--- begin Exercise input ---

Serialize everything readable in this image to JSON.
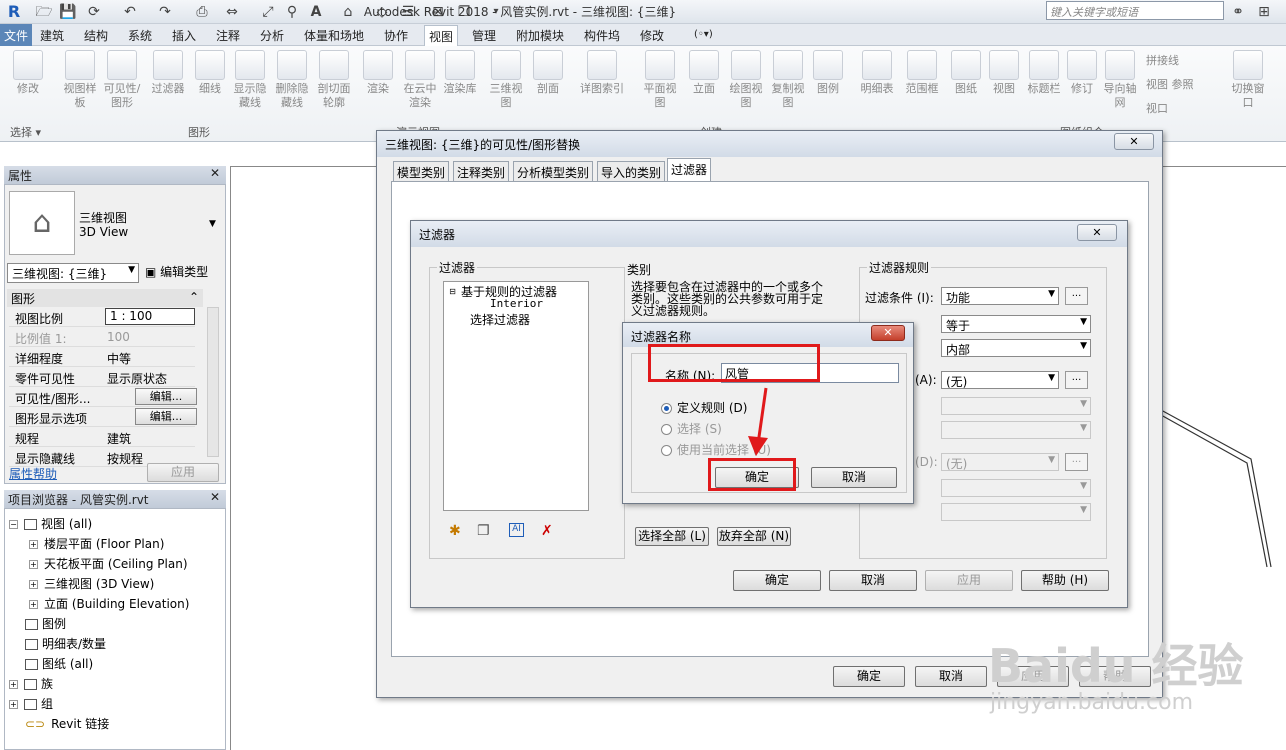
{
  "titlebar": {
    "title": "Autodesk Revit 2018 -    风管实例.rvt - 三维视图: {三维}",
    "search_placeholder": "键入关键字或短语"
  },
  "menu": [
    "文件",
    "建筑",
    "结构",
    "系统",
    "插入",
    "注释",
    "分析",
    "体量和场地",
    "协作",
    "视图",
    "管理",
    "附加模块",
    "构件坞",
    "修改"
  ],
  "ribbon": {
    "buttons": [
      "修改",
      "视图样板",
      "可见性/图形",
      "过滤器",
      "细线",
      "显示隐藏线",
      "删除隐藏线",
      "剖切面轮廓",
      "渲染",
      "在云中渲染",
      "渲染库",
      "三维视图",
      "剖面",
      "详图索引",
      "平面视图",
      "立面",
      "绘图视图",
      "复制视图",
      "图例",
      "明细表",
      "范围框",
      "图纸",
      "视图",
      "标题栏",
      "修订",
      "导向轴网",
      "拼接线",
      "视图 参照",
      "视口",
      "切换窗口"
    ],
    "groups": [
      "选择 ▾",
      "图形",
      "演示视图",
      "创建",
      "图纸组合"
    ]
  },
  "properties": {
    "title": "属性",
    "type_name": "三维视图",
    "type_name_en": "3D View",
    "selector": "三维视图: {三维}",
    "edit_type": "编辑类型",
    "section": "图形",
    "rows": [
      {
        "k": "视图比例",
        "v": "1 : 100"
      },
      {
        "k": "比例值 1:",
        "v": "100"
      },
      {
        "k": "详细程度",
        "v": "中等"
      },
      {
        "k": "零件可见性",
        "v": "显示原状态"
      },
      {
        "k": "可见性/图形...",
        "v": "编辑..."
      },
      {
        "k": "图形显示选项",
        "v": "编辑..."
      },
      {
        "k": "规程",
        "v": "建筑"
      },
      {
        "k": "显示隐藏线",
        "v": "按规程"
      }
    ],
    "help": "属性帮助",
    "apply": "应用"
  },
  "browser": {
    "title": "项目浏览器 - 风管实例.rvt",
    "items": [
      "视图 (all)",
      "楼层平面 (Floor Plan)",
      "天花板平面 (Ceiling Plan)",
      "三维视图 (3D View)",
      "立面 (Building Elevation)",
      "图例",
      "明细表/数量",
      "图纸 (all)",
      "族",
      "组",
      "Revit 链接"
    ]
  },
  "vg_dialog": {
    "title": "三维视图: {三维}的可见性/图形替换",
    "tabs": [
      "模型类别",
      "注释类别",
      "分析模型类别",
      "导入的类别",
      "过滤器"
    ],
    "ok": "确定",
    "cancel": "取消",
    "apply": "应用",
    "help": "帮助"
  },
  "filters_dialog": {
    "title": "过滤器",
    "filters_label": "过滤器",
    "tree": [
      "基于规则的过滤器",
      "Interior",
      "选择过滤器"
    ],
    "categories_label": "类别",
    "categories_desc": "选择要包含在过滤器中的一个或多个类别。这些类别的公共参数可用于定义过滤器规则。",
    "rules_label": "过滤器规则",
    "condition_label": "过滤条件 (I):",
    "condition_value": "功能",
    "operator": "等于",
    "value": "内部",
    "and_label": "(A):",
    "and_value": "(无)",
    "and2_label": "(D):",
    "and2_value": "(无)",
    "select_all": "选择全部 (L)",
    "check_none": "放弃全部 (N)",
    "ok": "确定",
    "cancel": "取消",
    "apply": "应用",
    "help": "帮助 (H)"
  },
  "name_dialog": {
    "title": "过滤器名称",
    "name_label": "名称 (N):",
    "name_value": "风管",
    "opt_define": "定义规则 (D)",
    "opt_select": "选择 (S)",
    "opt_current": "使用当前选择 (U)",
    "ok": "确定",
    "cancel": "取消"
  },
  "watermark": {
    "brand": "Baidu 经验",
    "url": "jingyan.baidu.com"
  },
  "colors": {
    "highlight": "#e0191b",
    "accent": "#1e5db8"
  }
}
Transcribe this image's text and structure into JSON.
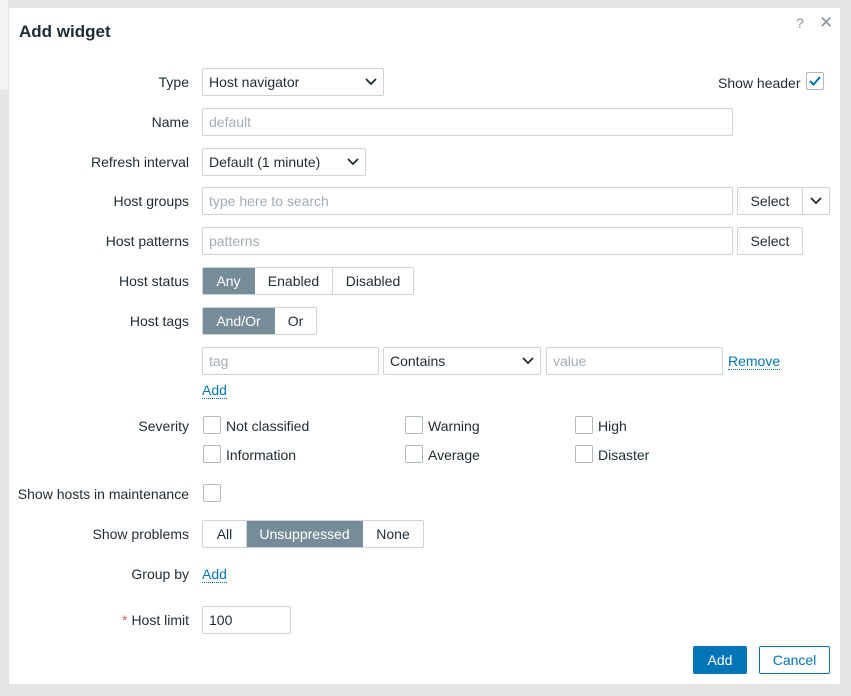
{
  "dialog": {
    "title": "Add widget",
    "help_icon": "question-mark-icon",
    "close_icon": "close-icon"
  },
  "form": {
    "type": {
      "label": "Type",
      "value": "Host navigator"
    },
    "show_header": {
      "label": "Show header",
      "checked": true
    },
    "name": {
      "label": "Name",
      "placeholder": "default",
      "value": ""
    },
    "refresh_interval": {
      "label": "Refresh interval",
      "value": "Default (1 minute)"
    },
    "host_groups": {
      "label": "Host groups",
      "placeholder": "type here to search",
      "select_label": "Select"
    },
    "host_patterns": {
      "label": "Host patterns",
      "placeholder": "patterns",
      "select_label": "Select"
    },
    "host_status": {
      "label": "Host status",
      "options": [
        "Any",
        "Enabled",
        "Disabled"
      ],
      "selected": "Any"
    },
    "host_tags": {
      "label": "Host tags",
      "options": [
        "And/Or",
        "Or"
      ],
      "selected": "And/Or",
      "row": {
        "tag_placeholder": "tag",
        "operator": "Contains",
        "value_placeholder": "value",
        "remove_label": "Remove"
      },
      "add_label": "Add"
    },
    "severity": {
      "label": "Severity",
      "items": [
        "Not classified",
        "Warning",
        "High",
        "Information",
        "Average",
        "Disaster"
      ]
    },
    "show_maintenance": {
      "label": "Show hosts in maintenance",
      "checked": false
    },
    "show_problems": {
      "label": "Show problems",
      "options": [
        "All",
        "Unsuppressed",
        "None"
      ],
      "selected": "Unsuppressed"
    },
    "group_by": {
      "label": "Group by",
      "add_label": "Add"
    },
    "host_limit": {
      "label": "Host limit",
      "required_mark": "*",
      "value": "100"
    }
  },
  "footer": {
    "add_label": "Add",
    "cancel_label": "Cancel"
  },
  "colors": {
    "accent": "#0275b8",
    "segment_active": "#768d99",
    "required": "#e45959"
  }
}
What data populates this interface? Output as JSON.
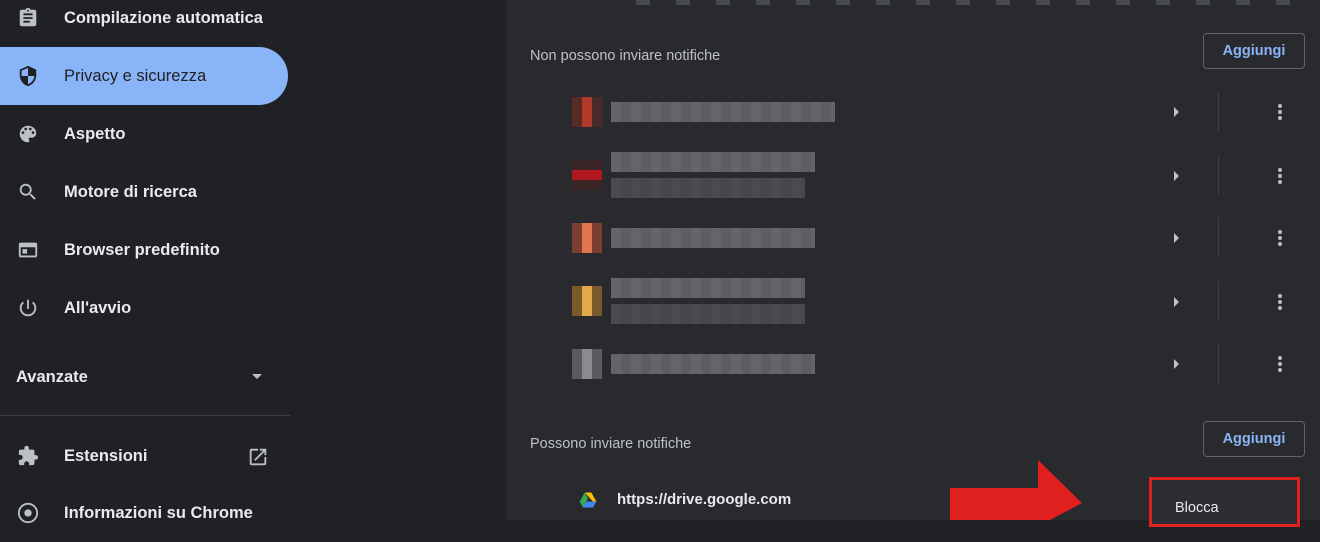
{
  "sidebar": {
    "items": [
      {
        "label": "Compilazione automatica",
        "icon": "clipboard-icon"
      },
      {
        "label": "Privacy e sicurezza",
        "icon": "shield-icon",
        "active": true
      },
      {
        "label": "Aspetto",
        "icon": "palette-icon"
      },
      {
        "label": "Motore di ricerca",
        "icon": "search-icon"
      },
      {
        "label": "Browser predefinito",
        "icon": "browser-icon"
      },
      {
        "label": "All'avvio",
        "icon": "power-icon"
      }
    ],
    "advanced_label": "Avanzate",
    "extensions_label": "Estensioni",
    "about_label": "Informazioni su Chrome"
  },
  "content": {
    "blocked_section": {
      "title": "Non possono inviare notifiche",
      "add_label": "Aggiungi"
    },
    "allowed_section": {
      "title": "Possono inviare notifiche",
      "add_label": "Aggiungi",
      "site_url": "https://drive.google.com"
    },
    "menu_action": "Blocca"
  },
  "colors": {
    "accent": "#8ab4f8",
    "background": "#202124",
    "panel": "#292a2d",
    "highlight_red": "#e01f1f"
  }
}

--- end Exercise input ---

Make an exact copy of all entries above, dropping the images.

Serialize everything readable in this image to JSON.
{
  "titlebar": {
    "title": "Autodesk Revit 2018 -    风管实例.rvt - 三维视图: {三维}",
    "search_placeholder": "键入关键字或短语"
  },
  "menu": [
    "文件",
    "建筑",
    "结构",
    "系统",
    "插入",
    "注释",
    "分析",
    "体量和场地",
    "协作",
    "视图",
    "管理",
    "附加模块",
    "构件坞",
    "修改"
  ],
  "ribbon": {
    "buttons": [
      "修改",
      "视图样板",
      "可见性/图形",
      "过滤器",
      "细线",
      "显示隐藏线",
      "删除隐藏线",
      "剖切面轮廓",
      "渲染",
      "在云中渲染",
      "渲染库",
      "三维视图",
      "剖面",
      "详图索引",
      "平面视图",
      "立面",
      "绘图视图",
      "复制视图",
      "图例",
      "明细表",
      "范围框",
      "图纸",
      "视图",
      "标题栏",
      "修订",
      "导向轴网",
      "拼接线",
      "视图 参照",
      "视口",
      "切换窗口"
    ],
    "groups": [
      "选择 ▾",
      "图形",
      "演示视图",
      "创建",
      "图纸组合"
    ]
  },
  "properties": {
    "title": "属性",
    "type_name": "三维视图",
    "type_name_en": "3D View",
    "selector": "三维视图: {三维}",
    "edit_type": "编辑类型",
    "section": "图形",
    "rows": [
      {
        "k": "视图比例",
        "v": "1 : 100"
      },
      {
        "k": "比例值 1:",
        "v": "100"
      },
      {
        "k": "详细程度",
        "v": "中等"
      },
      {
        "k": "零件可见性",
        "v": "显示原状态"
      },
      {
        "k": "可见性/图形...",
        "v": "编辑..."
      },
      {
        "k": "图形显示选项",
        "v": "编辑..."
      },
      {
        "k": "规程",
        "v": "建筑"
      },
      {
        "k": "显示隐藏线",
        "v": "按规程"
      }
    ],
    "help": "属性帮助",
    "apply": "应用"
  },
  "browser": {
    "title": "项目浏览器 - 风管实例.rvt",
    "items": [
      "视图 (all)",
      "楼层平面 (Floor Plan)",
      "天花板平面 (Ceiling Plan)",
      "三维视图 (3D View)",
      "立面 (Building Elevation)",
      "图例",
      "明细表/数量",
      "图纸 (all)",
      "族",
      "组",
      "Revit 链接"
    ]
  },
  "vg_dialog": {
    "title": "三维视图: {三维}的可见性/图形替换",
    "tabs": [
      "模型类别",
      "注释类别",
      "分析模型类别",
      "导入的类别",
      "过滤器"
    ],
    "ok": "确定",
    "cancel": "取消",
    "apply": "应用",
    "help": "帮助"
  },
  "filters_dialog": {
    "title": "过滤器",
    "filters_label": "过滤器",
    "tree": [
      "基于规则的过滤器",
      "Interior",
      "选择过滤器"
    ],
    "categories_label": "类别",
    "categories_desc": "选择要包含在过滤器中的一个或多个类别。这些类别的公共参数可用于定义过滤器规则。",
    "rules_label": "过滤器规则",
    "condition_label": "过滤条件 (I):",
    "condition_value": "功能",
    "operator": "等于",
    "value": "内部",
    "and_label": "(A):",
    "and_value": "(无)",
    "and2_label": "(D):",
    "and2_value": "(无)",
    "select_all": "选择全部 (L)",
    "check_none": "放弃全部 (N)",
    "ok": "确定",
    "cancel": "取消",
    "apply": "应用",
    "help": "帮助 (H)"
  },
  "name_dialog": {
    "title": "过滤器名称",
    "name_label": "名称 (N):",
    "name_value": "风管",
    "opt_define": "定义规则 (D)",
    "opt_select": "选择 (S)",
    "opt_current": "使用当前选择 (U)",
    "ok": "确定",
    "cancel": "取消"
  },
  "watermark": {
    "brand": "Baidu 经验",
    "url": "jingyan.baidu.com"
  },
  "colors": {
    "highlight": "#e0191b",
    "accent": "#1e5db8"
  }
}
Transcribe this image's text and structure into JSON.
{
  "dialog": {
    "title": "Add widget",
    "help_icon": "question-mark-icon",
    "close_icon": "close-icon"
  },
  "form": {
    "type": {
      "label": "Type",
      "value": "Host navigator"
    },
    "show_header": {
      "label": "Show header",
      "checked": true
    },
    "name": {
      "label": "Name",
      "placeholder": "default",
      "value": ""
    },
    "refresh_interval": {
      "label": "Refresh interval",
      "value": "Default (1 minute)"
    },
    "host_groups": {
      "label": "Host groups",
      "placeholder": "type here to search",
      "select_label": "Select"
    },
    "host_patterns": {
      "label": "Host patterns",
      "placeholder": "patterns",
      "select_label": "Select"
    },
    "host_status": {
      "label": "Host status",
      "options": [
        "Any",
        "Enabled",
        "Disabled"
      ],
      "selected": "Any"
    },
    "host_tags": {
      "label": "Host tags",
      "options": [
        "And/Or",
        "Or"
      ],
      "selected": "And/Or",
      "row": {
        "tag_placeholder": "tag",
        "operator": "Contains",
        "value_placeholder": "value",
        "remove_label": "Remove"
      },
      "add_label": "Add"
    },
    "severity": {
      "label": "Severity",
      "items": [
        "Not classified",
        "Warning",
        "High",
        "Information",
        "Average",
        "Disaster"
      ]
    },
    "show_maintenance": {
      "label": "Show hosts in maintenance",
      "checked": false
    },
    "show_problems": {
      "label": "Show problems",
      "options": [
        "All",
        "Unsuppressed",
        "None"
      ],
      "selected": "Unsuppressed"
    },
    "group_by": {
      "label": "Group by",
      "add_label": "Add"
    },
    "host_limit": {
      "label": "Host limit",
      "required_mark": "*",
      "value": "100"
    }
  },
  "footer": {
    "add_label": "Add",
    "cancel_label": "Cancel"
  },
  "colors": {
    "accent": "#0275b8",
    "segment_active": "#768d99",
    "required": "#e45959"
  }
}
What data populates this interface? Output as JSON.
{
  "sidebar": {
    "items": [
      {
        "label": "Compilazione automatica",
        "icon": "clipboard-icon"
      },
      {
        "label": "Privacy e sicurezza",
        "icon": "shield-icon",
        "active": true
      },
      {
        "label": "Aspetto",
        "icon": "palette-icon"
      },
      {
        "label": "Motore di ricerca",
        "icon": "search-icon"
      },
      {
        "label": "Browser predefinito",
        "icon": "browser-icon"
      },
      {
        "label": "All'avvio",
        "icon": "power-icon"
      }
    ],
    "advanced_label": "Avanzate",
    "extensions_label": "Estensioni",
    "about_label": "Informazioni su Chrome"
  },
  "content": {
    "blocked_section": {
      "title": "Non possono inviare notifiche",
      "add_label": "Aggiungi"
    },
    "allowed_section": {
      "title": "Possono inviare notifiche",
      "add_label": "Aggiungi",
      "site_url": "https://drive.google.com"
    },
    "menu_action": "Blocca"
  },
  "colors": {
    "accent": "#8ab4f8",
    "background": "#202124",
    "panel": "#292a2d",
    "highlight_red": "#e01f1f"
  }
}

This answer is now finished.